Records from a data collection

↓

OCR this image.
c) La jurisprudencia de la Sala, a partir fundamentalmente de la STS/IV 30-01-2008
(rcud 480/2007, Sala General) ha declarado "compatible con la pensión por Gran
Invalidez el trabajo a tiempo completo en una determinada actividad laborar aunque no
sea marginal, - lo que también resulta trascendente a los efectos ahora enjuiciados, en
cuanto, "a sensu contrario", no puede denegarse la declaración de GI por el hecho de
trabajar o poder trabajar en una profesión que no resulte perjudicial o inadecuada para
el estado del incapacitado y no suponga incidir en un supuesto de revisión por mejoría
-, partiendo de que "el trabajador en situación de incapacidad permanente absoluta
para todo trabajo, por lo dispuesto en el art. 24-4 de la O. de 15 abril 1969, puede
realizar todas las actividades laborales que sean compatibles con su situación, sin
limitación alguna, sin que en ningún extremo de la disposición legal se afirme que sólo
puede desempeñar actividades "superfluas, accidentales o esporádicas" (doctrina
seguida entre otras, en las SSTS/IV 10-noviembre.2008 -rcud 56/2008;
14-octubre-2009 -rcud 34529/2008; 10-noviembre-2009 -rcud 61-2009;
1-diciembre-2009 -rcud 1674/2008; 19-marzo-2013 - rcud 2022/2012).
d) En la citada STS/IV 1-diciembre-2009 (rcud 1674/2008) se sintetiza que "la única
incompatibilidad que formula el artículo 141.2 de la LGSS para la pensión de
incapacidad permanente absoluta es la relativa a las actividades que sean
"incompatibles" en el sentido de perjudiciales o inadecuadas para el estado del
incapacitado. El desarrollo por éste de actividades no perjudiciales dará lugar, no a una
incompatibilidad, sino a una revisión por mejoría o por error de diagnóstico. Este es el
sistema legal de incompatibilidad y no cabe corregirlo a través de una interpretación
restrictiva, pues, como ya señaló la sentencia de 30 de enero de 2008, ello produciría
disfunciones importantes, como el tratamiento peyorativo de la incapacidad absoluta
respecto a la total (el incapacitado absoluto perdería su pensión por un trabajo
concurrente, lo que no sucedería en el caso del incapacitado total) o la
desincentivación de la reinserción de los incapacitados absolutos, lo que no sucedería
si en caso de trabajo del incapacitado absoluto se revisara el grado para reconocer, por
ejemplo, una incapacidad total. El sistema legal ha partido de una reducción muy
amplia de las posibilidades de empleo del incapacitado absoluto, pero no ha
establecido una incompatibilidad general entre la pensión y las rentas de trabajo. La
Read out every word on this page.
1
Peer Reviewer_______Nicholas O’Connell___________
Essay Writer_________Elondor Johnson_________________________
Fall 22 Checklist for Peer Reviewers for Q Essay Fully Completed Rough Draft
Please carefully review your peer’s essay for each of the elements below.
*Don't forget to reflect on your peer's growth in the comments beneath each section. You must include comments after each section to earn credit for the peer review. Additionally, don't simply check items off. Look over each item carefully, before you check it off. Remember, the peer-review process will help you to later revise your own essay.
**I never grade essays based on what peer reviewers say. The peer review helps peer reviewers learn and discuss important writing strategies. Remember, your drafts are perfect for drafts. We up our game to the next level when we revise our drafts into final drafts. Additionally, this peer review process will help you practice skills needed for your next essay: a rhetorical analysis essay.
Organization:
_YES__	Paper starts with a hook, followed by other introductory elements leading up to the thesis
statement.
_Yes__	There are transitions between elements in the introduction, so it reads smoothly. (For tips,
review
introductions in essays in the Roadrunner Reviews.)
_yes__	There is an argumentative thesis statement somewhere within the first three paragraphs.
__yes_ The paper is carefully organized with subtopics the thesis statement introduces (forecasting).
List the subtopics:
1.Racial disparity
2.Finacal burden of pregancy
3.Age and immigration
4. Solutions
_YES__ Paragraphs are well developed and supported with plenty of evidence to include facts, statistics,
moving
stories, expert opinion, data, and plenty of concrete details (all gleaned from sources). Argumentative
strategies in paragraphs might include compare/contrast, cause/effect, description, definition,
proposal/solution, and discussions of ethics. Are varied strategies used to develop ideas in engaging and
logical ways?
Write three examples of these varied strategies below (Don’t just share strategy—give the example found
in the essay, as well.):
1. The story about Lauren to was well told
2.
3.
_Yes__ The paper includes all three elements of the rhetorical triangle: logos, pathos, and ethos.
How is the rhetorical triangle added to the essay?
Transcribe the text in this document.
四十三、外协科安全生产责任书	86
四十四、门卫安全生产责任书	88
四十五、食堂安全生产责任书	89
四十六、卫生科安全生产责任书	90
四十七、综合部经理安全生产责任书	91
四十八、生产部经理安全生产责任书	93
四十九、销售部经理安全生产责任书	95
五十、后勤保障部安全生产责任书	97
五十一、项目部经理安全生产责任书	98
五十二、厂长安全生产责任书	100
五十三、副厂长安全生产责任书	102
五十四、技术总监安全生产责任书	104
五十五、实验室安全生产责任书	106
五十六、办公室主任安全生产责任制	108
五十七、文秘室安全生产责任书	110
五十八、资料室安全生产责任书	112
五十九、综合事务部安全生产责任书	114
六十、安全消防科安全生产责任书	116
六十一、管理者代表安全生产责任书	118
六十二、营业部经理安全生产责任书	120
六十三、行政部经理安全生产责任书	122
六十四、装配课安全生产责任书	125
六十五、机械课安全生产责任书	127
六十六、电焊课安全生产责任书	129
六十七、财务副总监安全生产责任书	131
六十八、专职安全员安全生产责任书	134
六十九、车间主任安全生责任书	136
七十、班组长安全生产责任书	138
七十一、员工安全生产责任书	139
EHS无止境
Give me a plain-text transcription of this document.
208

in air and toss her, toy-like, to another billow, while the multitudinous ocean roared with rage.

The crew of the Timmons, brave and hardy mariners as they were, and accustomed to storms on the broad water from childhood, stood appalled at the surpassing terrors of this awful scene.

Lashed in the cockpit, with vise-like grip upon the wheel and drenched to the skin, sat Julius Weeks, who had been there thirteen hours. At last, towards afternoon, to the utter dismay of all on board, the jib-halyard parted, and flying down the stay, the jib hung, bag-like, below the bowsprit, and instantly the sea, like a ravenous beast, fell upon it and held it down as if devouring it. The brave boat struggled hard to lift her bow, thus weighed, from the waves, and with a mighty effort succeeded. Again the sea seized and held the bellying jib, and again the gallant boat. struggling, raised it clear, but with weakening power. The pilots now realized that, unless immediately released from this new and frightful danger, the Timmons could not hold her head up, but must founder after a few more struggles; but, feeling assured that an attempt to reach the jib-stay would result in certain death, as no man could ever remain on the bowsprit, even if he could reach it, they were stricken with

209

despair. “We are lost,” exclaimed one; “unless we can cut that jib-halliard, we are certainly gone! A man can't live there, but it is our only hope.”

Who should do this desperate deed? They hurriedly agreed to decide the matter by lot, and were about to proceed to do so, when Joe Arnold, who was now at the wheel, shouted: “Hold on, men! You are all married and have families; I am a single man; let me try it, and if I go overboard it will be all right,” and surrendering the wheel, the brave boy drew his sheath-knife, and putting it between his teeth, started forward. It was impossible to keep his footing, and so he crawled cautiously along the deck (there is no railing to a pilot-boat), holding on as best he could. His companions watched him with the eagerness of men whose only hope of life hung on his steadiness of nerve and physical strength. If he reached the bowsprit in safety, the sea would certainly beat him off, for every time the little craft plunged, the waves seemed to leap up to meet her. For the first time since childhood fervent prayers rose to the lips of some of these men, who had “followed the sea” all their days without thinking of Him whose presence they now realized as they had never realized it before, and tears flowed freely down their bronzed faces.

↑

**Exercise goal**: Please restate the whole listing word for word.

**Output for this task**:
OCR this image.
c) La jurisprudencia de la Sala, a partir fundamentalmente de la STS/IV 30-01-2008
(rcud 480/2007, Sala General) ha declarado "compatible con la pensión por Gran
Invalidez el trabajo a tiempo completo en una determinada actividad laborar aunque no
sea marginal, - lo que también resulta trascendente a los efectos ahora enjuiciados, en
cuanto, "a sensu contrario", no puede denegarse la declaración de GI por el hecho de
trabajar o poder trabajar en una profesión que no resulte perjudicial o inadecuada para
el estado del incapacitado y no suponga incidir en un supuesto de revisión por mejoría
-, partiendo de que "el trabajador en situación de incapacidad permanente absoluta
para todo trabajo, por lo dispuesto en el art. 24-4 de la O. de 15 abril 1969, puede
realizar todas las actividades laborales que sean compatibles con su situación, sin
limitación alguna, sin que en ningún extremo de la disposición legal se afirme que sólo
puede desempeñar actividades "superfluas, accidentales o esporádicas" (doctrina
seguida entre otras, en las SSTS/IV 10-noviembre.2008 -rcud 56/2008;
14-octubre-2009 -rcud 34529/2008; 10-noviembre-2009 -rcud 61-2009;
1-diciembre-2009 -rcud 1674/2008; 19-marzo-2013 - rcud 2022/2012).
d) En la citada STS/IV 1-diciembre-2009 (rcud 1674/2008) se sintetiza que "la única
incompatibilidad que formula el artículo 141.2 de la LGSS para la pensión de
incapacidad permanente absoluta es la relativa a las actividades que sean
"incompatibles" en el sentido de perjudiciales o inadecuadas para el estado del
incapacitado. El desarrollo por éste de actividades no perjudiciales dará lugar, no a una
incompatibilidad, sino a una revisión por mejoría o por error de diagnóstico. Este es el
sistema legal de incompatibilidad y no cabe corregirlo a través de una interpretación
restrictiva, pues, como ya señaló la sentencia de 30 de enero de 2008, ello produciría
disfunciones importantes, como el tratamiento peyorativo de la incapacidad absoluta
respecto a la total (el incapacitado absoluto perdería su pensión por un trabajo
concurrente, lo que no sucedería en el caso del incapacitado total) o la
desincentivación de la reinserción de los incapacitados absolutos, lo que no sucedería
si en caso de trabajo del incapacitado absoluto se revisara el grado para reconocer, por
ejemplo, una incapacidad total. El sistema legal ha partido de una reducción muy
amplia de las posibilidades de empleo del incapacitado absoluto, pero no ha
establecido una incompatibilidad general entre la pensión y las rentas de trabajo. La
Read out every word on this page.
1
Peer Reviewer_______Nicholas O’Connell___________
Essay Writer_________Elondor Johnson_________________________
Fall 22 Checklist for Peer Reviewers for Q Essay Fully Completed Rough Draft
Please carefully review your peer’s essay for each of the elements below.
*Don't forget to reflect on your peer's growth in the comments beneath each section. You must include comments after each section to earn credit for the peer review. Additionally, don't simply check items off. Look over each item carefully, before you check it off. Remember, the peer-review process will help you to later revise your own essay.
**I never grade essays based on what peer reviewers say. The peer review helps peer reviewers learn and discuss important writing strategies. Remember, your drafts are perfect for drafts. We up our game to the next level when we revise our drafts into final drafts. Additionally, this peer review process will help you practice skills needed for your next essay: a rhetorical analysis essay.
Organization:
_YES__	Paper starts with a hook, followed by other introductory elements leading up to the thesis
statement.
_Yes__	There are transitions between elements in the introduction, so it reads smoothly. (For tips,
review
introductions in essays in the Roadrunner Reviews.)
_yes__	There is an argumentative thesis statement somewhere within the first three paragraphs.
__yes_ The paper is carefully organized with subtopics the thesis statement introduces (forecasting).
List the subtopics:
1.Racial disparity
2.Finacal burden of pregancy
3.Age and immigration
4. Solutions
_YES__ Paragraphs are well developed and supported with plenty of evidence to include facts, statistics,
moving
stories, expert opinion, data, and plenty of concrete details (all gleaned from sources). Argumentative
strategies in paragraphs might include compare/contrast, cause/effect, description, definition,
proposal/solution, and discussions of ethics. Are varied strategies used to develop ideas in engaging and
logical ways?
Write three examples of these varied strategies below (Don’t just share strategy—give the example found
in the essay, as well.):
1. The story about Lauren to was well told
2.
3.
_Yes__ The paper includes all three elements of the rhetorical triangle: logos, pathos, and ethos.
How is the rhetorical triangle added to the essay?
Transcribe the text in this document.
四十三、外协科安全生产责任书	86
四十四、门卫安全生产责任书	88
四十五、食堂安全生产责任书	89
四十六、卫生科安全生产责任书	90
四十七、综合部经理安全生产责任书	91
四十八、生产部经理安全生产责任书	93
四十九、销售部经理安全生产责任书	95
五十、后勤保障部安全生产责任书	97
五十一、项目部经理安全生产责任书	98
五十二、厂长安全生产责任书	100
五十三、副厂长安全生产责任书	102
五十四、技术总监安全生产责任书	104
五十五、实验室安全生产责任书	106
五十六、办公室主任安全生产责任制	108
五十七、文秘室安全生产责任书	110
五十八、资料室安全生产责任书	112
五十九、综合事务部安全生产责任书	114
六十、安全消防科安全生产责任书	116
六十一、管理者代表安全生产责任书	118
六十二、营业部经理安全生产责任书	120
六十三、行政部经理安全生产责任书	122
六十四、装配课安全生产责任书	125
六十五、机械课安全生产责任书	127
六十六、电焊课安全生产责任书	129
六十七、财务副总监安全生产责任书	131
六十八、专职安全员安全生产责任书	134
六十九、车间主任安全生责任书	136
七十、班组长安全生产责任书	138
七十一、员工安全生产责任书	139
EHS无止境
Give me a plain-text transcription of this document.
208

in air and toss her, toy-like, to another billow, while the multitudinous ocean roared with rage.

The crew of the Timmons, brave and hardy mariners as they were, and accustomed to storms on the broad water from childhood, stood appalled at the surpassing terrors of this awful scene.

Lashed in the cockpit, with vise-like grip upon the wheel and drenched to the skin, sat Julius Weeks, who had been there thirteen hours. At last, towards afternoon, to the utter dismay of all on board, the jib-halyard parted, and flying down the stay, the jib hung, bag-like, below the bowsprit, and instantly the sea, like a ravenous beast, fell upon it and held it down as if devouring it. The brave boat struggled hard to lift her bow, thus weighed, from the waves, and with a mighty effort succeeded. Again the sea seized and held the bellying jib, and again the gallant boat. struggling, raised it clear, but with weakening power. The pilots now realized that, unless immediately released from this new and frightful danger, the Timmons could not hold her head up, but must founder after a few more struggles; but, feeling assured that an attempt to reach the jib-stay would result in certain death, as no man could ever remain on the bowsprit, even if he could reach it, they were stricken with

209

despair. “We are lost,” exclaimed one; “unless we can cut that jib-halliard, we are certainly gone! A man can't live there, but it is our only hope.”

Who should do this desperate deed? They hurriedly agreed to decide the matter by lot, and were about to proceed to do so, when Joe Arnold, who was now at the wheel, shouted: “Hold on, men! You are all married and have families; I am a single man; let me try it, and if I go overboard it will be all right,” and surrendering the wheel, the brave boy drew his sheath-knife, and putting it between his teeth, started forward. It was impossible to keep his footing, and so he crawled cautiously along the deck (there is no railing to a pilot-boat), holding on as best he could. His companions watched him with the eagerness of men whose only hope of life hung on his steadiness of nerve and physical strength. If he reached the bowsprit in safety, the sea would certainly beat him off, for every time the little craft plunged, the waves seemed to leap up to meet her. For the first time since childhood fervent prayers rose to the lips of some of these men, who had “followed the sea” all their days without thinking of Him whose presence they now realized as they had never realized it before, and tears flowed freely down their bronzed faces.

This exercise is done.